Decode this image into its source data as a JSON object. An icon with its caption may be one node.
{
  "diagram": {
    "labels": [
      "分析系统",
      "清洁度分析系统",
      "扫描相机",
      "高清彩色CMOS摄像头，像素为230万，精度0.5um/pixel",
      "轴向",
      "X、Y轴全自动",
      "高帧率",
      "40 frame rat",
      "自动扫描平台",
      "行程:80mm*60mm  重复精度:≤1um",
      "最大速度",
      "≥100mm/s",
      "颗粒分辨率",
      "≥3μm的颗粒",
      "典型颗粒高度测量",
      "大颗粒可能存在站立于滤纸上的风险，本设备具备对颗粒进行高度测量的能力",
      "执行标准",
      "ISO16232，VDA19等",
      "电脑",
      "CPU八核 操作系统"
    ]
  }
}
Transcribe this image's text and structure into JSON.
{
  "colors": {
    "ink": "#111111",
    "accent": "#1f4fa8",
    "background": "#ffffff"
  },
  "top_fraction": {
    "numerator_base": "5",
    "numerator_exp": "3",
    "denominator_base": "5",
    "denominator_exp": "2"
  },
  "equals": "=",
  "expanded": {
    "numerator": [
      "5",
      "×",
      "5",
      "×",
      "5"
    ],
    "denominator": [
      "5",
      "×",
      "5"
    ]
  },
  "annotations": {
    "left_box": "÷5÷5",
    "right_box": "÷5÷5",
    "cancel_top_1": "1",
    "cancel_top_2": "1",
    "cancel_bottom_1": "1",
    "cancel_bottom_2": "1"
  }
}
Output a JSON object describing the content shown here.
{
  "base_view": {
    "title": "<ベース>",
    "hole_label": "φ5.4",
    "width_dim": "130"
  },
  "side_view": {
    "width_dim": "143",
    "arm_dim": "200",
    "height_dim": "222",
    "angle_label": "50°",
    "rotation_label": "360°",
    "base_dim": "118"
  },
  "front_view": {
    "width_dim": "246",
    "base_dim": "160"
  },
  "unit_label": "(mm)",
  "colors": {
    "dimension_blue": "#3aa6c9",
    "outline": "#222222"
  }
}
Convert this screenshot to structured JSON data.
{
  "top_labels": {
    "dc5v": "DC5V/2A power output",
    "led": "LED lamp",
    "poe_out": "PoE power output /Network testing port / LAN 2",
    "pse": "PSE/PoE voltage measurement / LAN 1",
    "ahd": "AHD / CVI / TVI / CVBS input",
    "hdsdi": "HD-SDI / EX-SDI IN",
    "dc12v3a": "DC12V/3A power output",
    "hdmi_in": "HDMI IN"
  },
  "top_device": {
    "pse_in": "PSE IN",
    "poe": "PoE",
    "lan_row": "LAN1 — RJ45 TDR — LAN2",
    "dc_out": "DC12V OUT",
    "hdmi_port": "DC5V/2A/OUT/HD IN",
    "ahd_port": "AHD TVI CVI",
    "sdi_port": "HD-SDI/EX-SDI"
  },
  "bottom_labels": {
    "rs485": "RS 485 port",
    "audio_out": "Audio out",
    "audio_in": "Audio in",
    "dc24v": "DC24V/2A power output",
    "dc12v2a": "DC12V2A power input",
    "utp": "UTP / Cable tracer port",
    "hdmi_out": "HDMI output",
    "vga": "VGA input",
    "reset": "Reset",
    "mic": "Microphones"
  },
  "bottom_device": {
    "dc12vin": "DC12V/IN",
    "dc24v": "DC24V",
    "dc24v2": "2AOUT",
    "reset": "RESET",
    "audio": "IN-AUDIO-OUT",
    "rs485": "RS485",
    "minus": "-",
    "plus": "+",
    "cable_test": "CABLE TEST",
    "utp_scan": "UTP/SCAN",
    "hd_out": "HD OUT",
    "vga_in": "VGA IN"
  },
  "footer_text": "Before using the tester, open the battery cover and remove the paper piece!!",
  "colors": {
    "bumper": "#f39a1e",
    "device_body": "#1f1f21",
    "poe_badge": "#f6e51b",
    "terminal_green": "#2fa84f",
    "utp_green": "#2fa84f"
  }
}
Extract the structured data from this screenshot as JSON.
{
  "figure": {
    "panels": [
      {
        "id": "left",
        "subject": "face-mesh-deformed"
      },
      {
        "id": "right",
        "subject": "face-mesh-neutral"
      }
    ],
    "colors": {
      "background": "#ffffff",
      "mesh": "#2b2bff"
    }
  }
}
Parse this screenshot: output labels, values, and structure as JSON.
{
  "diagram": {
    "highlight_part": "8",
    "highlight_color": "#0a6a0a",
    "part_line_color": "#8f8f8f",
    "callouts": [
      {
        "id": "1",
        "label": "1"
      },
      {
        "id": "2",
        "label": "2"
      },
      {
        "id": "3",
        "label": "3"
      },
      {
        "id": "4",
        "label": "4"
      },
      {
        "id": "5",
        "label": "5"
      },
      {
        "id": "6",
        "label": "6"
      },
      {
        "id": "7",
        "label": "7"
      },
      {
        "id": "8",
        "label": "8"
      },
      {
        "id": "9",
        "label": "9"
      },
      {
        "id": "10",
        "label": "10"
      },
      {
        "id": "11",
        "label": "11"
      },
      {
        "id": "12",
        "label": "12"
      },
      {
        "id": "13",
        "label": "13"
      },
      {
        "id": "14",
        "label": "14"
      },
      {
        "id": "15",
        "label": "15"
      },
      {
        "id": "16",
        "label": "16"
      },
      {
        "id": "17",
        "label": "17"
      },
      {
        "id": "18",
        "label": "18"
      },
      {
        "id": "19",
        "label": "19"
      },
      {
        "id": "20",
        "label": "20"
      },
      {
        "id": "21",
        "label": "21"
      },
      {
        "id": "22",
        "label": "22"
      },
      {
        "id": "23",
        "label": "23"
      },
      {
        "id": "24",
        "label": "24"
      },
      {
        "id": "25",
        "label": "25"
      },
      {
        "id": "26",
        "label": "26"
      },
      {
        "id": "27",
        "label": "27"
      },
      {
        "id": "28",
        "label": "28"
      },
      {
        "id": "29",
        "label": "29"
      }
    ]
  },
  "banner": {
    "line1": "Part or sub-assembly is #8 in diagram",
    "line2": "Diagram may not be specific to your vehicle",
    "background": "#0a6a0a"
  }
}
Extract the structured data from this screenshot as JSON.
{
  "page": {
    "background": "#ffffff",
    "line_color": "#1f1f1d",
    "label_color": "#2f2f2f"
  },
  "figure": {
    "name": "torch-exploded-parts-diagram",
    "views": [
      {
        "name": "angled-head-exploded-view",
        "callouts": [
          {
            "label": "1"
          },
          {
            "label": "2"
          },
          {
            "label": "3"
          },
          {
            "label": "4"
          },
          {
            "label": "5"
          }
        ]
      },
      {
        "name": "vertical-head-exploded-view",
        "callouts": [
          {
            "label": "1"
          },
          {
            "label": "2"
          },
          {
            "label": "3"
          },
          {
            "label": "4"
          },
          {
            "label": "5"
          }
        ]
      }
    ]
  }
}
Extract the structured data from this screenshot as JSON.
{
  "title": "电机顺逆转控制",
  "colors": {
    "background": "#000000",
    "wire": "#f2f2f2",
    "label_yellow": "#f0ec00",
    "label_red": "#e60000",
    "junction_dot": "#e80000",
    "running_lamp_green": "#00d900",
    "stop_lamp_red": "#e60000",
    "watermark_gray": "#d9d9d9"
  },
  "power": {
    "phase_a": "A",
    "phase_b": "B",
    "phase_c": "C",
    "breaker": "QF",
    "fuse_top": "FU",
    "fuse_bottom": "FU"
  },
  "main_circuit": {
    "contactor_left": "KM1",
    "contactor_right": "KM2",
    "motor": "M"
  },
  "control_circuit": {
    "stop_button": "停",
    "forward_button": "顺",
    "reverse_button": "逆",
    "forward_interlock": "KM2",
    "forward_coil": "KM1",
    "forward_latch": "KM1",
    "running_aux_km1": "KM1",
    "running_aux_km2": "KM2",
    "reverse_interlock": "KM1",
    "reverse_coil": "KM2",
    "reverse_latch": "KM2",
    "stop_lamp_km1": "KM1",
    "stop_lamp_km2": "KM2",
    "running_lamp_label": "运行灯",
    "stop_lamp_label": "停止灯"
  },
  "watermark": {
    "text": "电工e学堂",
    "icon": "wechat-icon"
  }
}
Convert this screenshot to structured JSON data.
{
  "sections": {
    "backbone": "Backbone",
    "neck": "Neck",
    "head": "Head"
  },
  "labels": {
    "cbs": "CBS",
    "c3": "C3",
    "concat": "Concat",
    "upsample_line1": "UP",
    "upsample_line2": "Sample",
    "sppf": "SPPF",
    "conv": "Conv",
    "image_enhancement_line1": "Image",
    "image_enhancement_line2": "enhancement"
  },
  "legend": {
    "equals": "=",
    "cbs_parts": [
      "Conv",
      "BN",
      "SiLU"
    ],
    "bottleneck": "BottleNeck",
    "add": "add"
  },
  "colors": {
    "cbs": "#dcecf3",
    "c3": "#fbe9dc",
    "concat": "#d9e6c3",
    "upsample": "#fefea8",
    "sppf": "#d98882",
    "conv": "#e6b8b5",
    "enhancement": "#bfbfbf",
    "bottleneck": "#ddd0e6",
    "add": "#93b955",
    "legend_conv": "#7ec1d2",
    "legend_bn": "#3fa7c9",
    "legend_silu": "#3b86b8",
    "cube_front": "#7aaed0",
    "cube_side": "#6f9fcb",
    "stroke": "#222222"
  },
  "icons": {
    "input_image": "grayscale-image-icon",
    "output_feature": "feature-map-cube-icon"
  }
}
==============================
**What to produce**
Search the data above for the word "name", then gather each line in which it appears.

**Response below**
    "name": "torch-exploded-parts-diagram",
        "name": "angled-head-exploded-view",
        "name": "vertical-head-exploded-view",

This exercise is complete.